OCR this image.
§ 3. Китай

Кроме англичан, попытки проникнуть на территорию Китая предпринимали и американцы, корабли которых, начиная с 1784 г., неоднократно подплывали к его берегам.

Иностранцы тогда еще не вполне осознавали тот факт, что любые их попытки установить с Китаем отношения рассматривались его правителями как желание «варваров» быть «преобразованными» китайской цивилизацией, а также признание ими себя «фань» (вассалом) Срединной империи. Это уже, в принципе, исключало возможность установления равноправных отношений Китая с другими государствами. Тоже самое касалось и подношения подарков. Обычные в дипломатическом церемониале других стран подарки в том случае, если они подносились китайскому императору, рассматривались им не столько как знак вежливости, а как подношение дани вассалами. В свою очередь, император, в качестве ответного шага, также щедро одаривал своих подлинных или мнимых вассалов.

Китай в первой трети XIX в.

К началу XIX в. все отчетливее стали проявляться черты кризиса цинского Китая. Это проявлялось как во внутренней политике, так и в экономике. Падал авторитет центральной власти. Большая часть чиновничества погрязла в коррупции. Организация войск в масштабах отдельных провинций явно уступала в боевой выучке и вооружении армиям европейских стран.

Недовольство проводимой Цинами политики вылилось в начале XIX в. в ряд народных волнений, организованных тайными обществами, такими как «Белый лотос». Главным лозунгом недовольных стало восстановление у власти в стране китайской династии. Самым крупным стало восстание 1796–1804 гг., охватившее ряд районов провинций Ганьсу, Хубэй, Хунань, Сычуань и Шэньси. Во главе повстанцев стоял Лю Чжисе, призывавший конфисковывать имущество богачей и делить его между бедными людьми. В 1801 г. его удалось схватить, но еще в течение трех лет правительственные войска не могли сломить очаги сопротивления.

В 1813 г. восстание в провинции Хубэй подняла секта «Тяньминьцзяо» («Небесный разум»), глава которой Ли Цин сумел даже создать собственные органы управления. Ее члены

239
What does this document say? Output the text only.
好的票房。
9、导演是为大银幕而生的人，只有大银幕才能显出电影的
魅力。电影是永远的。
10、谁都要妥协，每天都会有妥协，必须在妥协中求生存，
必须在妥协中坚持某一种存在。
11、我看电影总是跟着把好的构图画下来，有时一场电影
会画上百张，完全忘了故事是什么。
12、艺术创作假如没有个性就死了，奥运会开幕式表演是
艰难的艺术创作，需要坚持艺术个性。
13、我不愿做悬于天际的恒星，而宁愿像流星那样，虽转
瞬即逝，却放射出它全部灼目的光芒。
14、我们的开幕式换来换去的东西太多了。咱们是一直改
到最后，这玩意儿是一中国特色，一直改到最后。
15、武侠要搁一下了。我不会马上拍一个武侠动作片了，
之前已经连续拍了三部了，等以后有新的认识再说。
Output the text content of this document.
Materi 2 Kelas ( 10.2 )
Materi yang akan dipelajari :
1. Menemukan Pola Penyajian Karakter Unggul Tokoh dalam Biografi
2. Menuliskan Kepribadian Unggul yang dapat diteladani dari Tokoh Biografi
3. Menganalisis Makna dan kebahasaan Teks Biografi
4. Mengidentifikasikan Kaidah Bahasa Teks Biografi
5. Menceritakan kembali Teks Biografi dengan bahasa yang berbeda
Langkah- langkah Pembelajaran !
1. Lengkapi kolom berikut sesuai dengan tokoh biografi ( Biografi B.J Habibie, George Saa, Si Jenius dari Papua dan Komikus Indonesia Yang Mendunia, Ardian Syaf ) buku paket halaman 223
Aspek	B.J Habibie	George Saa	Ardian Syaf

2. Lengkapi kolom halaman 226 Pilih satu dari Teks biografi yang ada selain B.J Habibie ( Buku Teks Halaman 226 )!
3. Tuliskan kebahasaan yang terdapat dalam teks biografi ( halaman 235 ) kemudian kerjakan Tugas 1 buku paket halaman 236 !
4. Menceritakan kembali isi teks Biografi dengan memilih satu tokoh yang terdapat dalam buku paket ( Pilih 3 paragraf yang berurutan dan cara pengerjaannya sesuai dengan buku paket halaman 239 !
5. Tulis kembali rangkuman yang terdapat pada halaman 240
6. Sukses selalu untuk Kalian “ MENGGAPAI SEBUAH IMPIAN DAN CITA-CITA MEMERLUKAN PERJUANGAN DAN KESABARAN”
_____
STATED GOAL: Filter the data for the string "George" and copy every line that has it.

ANSWER TO THIS TASK:
1. Lengkapi kolom berikut sesuai dengan tokoh biografi ( Biografi B.J Habibie, George Saa, Si Jenius dari Papua dan Komikus Indonesia Yang Mendunia, Ardian Syaf ) buku paket halaman 223
Aspek	B.J Habibie	George Saa	Ardian Syaf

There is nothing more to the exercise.